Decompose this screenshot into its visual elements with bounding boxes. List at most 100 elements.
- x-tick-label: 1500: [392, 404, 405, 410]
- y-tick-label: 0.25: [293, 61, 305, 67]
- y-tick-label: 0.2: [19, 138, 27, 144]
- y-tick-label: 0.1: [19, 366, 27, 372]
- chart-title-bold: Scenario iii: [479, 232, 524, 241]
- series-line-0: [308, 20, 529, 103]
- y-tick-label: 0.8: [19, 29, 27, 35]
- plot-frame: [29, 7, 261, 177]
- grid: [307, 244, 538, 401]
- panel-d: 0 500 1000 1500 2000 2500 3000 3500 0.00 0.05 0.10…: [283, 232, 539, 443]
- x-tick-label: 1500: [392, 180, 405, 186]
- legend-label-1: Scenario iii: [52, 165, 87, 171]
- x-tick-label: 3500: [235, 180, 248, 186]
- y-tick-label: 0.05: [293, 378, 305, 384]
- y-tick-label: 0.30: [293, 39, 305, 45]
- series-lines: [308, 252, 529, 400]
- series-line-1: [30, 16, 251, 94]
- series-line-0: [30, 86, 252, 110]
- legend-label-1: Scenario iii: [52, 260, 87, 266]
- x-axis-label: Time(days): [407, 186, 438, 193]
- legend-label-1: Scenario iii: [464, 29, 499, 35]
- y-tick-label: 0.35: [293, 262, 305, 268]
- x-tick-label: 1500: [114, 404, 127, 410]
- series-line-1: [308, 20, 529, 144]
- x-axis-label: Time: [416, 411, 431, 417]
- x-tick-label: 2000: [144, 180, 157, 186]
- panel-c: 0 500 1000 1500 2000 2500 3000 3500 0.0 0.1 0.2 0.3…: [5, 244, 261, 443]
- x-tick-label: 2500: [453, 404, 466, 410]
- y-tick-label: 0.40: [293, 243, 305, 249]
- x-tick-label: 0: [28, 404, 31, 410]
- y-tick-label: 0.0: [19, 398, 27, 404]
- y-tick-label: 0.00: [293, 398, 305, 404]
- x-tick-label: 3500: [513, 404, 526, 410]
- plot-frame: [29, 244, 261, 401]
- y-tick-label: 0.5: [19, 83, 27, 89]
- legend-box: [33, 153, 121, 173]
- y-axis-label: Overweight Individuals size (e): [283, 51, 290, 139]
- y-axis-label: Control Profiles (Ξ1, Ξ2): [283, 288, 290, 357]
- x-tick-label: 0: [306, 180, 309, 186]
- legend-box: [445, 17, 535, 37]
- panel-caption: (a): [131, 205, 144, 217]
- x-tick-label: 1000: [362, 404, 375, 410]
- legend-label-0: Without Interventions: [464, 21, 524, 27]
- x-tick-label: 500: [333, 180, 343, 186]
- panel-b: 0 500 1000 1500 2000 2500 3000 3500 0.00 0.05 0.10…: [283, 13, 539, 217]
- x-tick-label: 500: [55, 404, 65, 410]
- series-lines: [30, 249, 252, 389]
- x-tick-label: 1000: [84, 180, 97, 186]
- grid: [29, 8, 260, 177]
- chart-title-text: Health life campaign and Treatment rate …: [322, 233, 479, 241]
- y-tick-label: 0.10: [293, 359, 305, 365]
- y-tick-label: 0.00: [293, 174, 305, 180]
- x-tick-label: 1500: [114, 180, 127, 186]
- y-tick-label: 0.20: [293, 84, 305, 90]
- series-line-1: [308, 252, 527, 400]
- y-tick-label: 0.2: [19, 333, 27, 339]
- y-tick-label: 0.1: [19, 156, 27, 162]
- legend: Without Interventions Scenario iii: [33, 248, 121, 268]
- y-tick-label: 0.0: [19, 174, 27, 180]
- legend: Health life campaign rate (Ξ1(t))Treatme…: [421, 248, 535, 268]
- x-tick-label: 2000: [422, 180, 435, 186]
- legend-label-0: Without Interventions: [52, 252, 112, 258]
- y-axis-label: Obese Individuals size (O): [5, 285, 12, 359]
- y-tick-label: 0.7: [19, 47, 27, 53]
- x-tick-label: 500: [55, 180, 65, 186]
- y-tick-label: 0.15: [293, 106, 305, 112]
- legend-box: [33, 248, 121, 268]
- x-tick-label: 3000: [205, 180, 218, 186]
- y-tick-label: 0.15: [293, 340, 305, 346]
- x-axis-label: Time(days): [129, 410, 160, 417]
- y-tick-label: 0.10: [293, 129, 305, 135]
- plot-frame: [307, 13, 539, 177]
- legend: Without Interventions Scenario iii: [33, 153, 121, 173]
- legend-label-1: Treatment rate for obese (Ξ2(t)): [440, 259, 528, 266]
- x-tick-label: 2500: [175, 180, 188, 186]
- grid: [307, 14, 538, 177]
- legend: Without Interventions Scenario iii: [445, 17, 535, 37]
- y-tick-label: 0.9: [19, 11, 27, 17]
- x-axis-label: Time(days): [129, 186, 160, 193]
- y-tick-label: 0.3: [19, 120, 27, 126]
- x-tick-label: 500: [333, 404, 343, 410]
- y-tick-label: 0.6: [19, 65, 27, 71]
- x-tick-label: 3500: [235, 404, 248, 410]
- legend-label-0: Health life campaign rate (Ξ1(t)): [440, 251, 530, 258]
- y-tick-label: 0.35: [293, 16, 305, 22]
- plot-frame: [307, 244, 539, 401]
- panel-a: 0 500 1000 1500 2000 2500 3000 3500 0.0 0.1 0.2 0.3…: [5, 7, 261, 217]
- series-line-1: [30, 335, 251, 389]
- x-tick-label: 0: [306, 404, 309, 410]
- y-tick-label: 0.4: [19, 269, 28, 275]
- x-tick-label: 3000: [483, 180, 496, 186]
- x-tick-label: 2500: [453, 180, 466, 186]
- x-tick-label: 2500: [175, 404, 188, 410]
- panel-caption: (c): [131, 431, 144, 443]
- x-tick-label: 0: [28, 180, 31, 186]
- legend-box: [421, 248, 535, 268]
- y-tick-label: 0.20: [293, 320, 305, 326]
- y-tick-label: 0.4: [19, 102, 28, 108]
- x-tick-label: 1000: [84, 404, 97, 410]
===============
▶ **PROMPT**: Rewrite every one of the entries above as a numbered list and omit any blank lines.

▶ **REPLY TO THE TASK**:
1. Decompose this screenshot into its visual elements with bounding boxes. List at most 100 elements.
2. - x-tick-label: 1500: [392, 404, 405, 410]
3. - y-tick-label: 0.25: [293, 61, 305, 67]
4. - y-tick-label: 0.2: [19, 138, 27, 144]
5. - y-tick-label: 0.1: [19, 366, 27, 372]
6. - chart-title-bold: Scenario iii: [479, 232, 524, 241]
7. - series-line-0: [308, 20, 529, 103]
8. - y-tick-label: 0.8: [19, 29, 27, 35]
9. - plot-frame: [29, 7, 261, 177]
10. - grid: [307, 244, 538, 401]
11. - panel-d: 0 500 1000 1500 2000 2500 3000 3500 0.00 0.05 0.10…: [283, 232, 539, 443]
12. - x-tick-label: 1500: [392, 180, 405, 186]
13. - legend-label-1: Scenario iii: [52, 165, 87, 171]
14. - x-tick-label: 3500: [235, 180, 248, 186]
15. - y-tick-label: 0.05: [293, 378, 305, 384]
16. - y-tick-label: 0.30: [293, 39, 305, 45]
17. - series-lines: [308, 252, 529, 400]
18. - series-line-1: [30, 16, 251, 94]
19. - series-line-0: [30, 86, 252, 110]
20. - legend-label-1: Scenario iii: [52, 260, 87, 266]
21. - x-axis-label: Time(days): [407, 186, 438, 193]
22. - legend-label-1: Scenario iii: [464, 29, 499, 35]
23. - y-tick-label: 0.35: [293, 262, 305, 268]
24. - x-tick-label: 1500: [114, 404, 127, 410]
25. - series-line-1: [308, 20, 529, 144]
26. - x-axis-label: Time: [416, 411, 431, 417]
27. - x-tick-label: 2000: [144, 180, 157, 186]
28. - panel-c: 0 500 1000 1500 2000 2500 3000 3500 0.0 0.1 0.2 0.3…: [5, 244, 261, 443]
29. - x-tick-label: 2500: [453, 404, 466, 410]
30. - y-tick-label: 0.40: [293, 243, 305, 249]
31. - x-tick-label: 0: [28, 404, 31, 410]
32. - y-tick-label: 0.0: [19, 398, 27, 404]
33. - y-tick-label: 0.00: [293, 398, 305, 404]
34. - x-tick-label: 3500: [513, 404, 526, 410]
35. - plot-frame: [29, 244, 261, 401]
36. - y-tick-label: 0.5: [19, 83, 27, 89]
37. - legend-box: [33, 153, 121, 173]
38. - y-axis-label: Overweight Individuals size (e): [283, 51, 290, 139]
39. - y-axis-label: Control Profiles (Ξ1, Ξ2): [283, 288, 290, 357]
40. - x-tick-label: 0: [306, 180, 309, 186]
41. - legend-box: [445, 17, 535, 37]
42. - panel-caption: (a): [131, 205, 144, 217]
43. - x-tick-label: 1000: [362, 404, 375, 410]
44. - legend-label-0: Without Interventions: [464, 21, 524, 27]
45. - x-tick-label: 500: [333, 180, 343, 186]
46. - panel-b: 0 500 1000 1500 2000 2500 3000 3500 0.00 0.05 0.10…: [283, 13, 539, 217]
47. - x-tick-label: 500: [55, 404, 65, 410]
48. - series-lines: [30, 249, 252, 389]
49. - x-tick-label: 1000: [84, 180, 97, 186]
50. - grid: [29, 8, 260, 177]
51. - chart-title-text: Health life campaign and Treatment rate …: [322, 233, 479, 241]
52. - y-tick-label: 0.10: [293, 359, 305, 365]
53. - y-tick-label: 0.00: [293, 174, 305, 180]
54. - x-tick-label: 1500: [114, 180, 127, 186]
55. - y-tick-label: 0.20: [293, 84, 305, 90]
56. - series-line-1: [308, 252, 527, 400]
57. - y-tick-label: 0.2: [19, 333, 27, 339]
58. - y-tick-label: 0.1: [19, 156, 27, 162]
59. - legend: Without Interventions Scenario iii: [33, 248, 121, 268]
60. - y-tick-label: 0.0: [19, 174, 27, 180]
61. - legend: Health life campaign rate (Ξ1(t))Treatme…: [421, 248, 535, 268]
62. - x-tick-label: 2000: [422, 180, 435, 186]
63. - legend-label-0: Without Interventions: [52, 252, 112, 258]
64. - y-axis-label: Obese Individuals size (O): [5, 285, 12, 359]
65. - y-tick-label: 0.7: [19, 47, 27, 53]
66. - x-tick-label: 500: [55, 180, 65, 186]
67. - y-tick-label: 0.15: [293, 106, 305, 112]
68. - legend-box: [33, 248, 121, 268]
69. - x-tick-label: 3000: [205, 180, 218, 186]
70. - y-tick-label: 0.15: [293, 340, 305, 346]
71. - x-axis-label: Time(days): [129, 410, 160, 417]
72. - y-tick-label: 0.10: [293, 129, 305, 135]
73. - plot-frame: [307, 13, 539, 177]
74. - legend: Without Interventions Scenario iii: [33, 153, 121, 173]
75. - legend-label-1: Treatment rate for obese (Ξ2(t)): [440, 259, 528, 266]
76. - x-tick-label: 2500: [175, 180, 188, 186]
77. - grid: [307, 14, 538, 177]
78. - legend: Without Interventions Scenario iii: [445, 17, 535, 37]
79. - y-tick-label: 0.9: [19, 11, 27, 17]
80. - x-axis-label: Time(days): [129, 186, 160, 193]
81. - y-tick-label: 0.3: [19, 120, 27, 126]
82. - x-tick-label: 500: [333, 404, 343, 410]
83. - y-tick-label: 0.6: [19, 65, 27, 71]
84. - x-tick-label: 3500: [235, 404, 248, 410]
85. - legend-label-0: Health life campaign rate (Ξ1(t)): [440, 251, 530, 258]
86. - y-tick-label: 0.35: [293, 16, 305, 22]
87. - plot-frame: [307, 244, 539, 401]
88. - panel-a: 0 500 1000 1500 2000 2500 3000 3500 0.0 0.1 0.2 0.3…: [5, 7, 261, 217]
89. - series-line-1: [30, 335, 251, 389]
90. - x-tick-label: 0: [306, 404, 309, 410]
91. - y-tick-label: 0.4: [19, 269, 28, 275]
92. - x-tick-label: 3000: [483, 180, 496, 186]
93. - x-tick-label: 2500: [453, 180, 466, 186]
94. - x-tick-label: 2500: [175, 404, 188, 410]
95. - panel-caption: (c): [131, 431, 144, 443]
96. - x-tick-label: 0: [28, 180, 31, 186]
97. - legend-box: [421, 248, 535, 268]
98. - y-tick-label: 0.20: [293, 320, 305, 326]
99. - y-tick-label: 0.4: [19, 102, 28, 108]
100. - x-tick-label: 1000: [84, 404, 97, 410]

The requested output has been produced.